• TASK DATA:
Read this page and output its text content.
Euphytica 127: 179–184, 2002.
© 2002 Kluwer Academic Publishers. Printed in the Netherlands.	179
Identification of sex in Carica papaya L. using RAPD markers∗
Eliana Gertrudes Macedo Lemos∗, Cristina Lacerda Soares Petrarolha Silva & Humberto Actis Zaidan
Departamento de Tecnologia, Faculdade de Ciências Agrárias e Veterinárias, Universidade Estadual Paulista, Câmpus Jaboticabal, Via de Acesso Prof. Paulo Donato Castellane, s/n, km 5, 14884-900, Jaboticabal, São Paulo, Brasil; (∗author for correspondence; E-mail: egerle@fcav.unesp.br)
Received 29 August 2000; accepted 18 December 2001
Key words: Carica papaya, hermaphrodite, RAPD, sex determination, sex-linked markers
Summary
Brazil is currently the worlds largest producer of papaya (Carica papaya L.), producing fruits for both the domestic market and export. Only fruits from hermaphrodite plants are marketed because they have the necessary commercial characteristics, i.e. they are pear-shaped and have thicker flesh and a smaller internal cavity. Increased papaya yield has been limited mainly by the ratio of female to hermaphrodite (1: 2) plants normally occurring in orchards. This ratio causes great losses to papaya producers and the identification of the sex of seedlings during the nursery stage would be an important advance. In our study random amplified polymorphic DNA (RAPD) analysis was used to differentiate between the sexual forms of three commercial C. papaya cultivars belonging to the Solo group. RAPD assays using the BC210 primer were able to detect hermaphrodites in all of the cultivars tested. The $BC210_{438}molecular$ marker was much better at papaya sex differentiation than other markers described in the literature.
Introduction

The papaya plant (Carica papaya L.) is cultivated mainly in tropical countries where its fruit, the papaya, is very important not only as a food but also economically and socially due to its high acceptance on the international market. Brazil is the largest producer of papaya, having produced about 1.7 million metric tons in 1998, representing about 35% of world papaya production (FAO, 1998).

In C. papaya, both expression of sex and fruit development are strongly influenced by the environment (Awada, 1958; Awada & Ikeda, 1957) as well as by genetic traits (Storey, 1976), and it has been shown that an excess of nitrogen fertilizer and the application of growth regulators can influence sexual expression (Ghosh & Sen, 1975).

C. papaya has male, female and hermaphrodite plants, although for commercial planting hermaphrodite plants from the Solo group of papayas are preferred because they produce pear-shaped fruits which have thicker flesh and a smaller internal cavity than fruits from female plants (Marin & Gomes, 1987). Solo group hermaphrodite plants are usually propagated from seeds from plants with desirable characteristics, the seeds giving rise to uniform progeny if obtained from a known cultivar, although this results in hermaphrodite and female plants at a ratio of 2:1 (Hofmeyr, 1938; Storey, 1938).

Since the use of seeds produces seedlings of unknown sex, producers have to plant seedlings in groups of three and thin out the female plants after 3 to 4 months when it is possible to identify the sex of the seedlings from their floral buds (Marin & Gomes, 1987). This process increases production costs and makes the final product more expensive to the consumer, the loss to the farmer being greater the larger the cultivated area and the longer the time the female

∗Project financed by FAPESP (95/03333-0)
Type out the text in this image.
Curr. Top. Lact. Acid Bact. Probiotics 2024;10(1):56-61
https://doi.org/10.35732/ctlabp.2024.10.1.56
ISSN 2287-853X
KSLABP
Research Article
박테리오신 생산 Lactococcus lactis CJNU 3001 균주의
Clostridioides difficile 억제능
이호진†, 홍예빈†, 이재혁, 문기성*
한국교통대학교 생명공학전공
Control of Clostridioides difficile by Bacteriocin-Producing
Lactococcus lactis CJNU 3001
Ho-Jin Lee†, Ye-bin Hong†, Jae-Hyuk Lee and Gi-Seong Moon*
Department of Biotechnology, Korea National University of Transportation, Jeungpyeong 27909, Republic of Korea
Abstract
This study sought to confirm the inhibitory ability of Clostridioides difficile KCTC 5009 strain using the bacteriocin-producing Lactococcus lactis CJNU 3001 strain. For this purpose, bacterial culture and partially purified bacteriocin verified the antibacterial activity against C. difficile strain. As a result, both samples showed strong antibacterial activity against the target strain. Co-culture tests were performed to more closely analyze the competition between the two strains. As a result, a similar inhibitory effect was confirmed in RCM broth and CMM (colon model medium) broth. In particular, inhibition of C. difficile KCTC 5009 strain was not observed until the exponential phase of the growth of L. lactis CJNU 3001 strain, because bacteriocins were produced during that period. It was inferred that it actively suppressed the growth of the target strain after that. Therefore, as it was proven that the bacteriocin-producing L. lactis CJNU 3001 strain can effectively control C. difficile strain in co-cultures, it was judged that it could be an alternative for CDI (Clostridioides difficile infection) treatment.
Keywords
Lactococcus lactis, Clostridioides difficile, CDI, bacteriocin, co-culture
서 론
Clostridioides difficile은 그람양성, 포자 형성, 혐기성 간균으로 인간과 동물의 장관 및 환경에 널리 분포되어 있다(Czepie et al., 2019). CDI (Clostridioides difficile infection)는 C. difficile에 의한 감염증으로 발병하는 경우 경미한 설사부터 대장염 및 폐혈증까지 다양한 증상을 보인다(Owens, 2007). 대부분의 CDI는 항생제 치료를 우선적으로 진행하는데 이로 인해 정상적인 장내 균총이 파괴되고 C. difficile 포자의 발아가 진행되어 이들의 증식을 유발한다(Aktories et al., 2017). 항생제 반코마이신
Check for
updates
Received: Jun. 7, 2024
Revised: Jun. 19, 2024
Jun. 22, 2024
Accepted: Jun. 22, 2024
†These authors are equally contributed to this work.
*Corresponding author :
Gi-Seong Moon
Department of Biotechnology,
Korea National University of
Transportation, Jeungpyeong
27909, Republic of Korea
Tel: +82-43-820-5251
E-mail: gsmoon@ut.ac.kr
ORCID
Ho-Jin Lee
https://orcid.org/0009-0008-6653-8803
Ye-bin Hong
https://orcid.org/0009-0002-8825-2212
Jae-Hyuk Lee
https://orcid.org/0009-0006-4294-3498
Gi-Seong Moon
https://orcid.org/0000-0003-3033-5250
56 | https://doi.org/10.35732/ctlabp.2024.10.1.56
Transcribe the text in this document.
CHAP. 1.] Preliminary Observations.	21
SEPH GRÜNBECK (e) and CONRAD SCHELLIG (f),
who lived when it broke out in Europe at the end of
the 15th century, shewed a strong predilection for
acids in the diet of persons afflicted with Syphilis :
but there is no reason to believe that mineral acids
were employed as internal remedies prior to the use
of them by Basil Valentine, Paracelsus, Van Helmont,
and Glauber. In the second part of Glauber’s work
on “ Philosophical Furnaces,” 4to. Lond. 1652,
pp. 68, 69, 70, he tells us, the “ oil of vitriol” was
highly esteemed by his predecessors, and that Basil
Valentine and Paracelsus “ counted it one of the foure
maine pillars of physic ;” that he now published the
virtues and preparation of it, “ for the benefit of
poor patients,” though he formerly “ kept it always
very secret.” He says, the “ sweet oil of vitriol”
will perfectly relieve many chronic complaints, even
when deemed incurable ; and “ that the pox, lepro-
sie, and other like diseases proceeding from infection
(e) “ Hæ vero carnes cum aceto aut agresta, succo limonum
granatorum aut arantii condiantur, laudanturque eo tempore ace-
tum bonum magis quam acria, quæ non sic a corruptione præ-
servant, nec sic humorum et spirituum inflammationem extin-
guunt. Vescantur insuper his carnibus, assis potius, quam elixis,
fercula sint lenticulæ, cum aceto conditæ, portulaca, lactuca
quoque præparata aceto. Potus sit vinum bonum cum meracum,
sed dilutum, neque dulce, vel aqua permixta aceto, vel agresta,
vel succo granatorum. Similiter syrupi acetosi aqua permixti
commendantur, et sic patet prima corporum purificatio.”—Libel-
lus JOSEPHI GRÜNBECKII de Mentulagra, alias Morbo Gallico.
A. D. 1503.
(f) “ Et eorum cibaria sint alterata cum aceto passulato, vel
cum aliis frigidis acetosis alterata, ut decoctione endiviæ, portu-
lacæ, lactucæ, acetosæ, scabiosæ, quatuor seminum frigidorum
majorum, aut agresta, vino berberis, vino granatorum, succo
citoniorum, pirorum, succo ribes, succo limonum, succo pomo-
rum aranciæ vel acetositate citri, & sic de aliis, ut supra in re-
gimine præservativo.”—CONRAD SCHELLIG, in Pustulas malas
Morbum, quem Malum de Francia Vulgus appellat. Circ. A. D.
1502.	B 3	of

• WORK REQUEST:
Every line above that includes the string "Gomes" should be counted, and the answer should be that number only.

• RESPONSE AREA:
2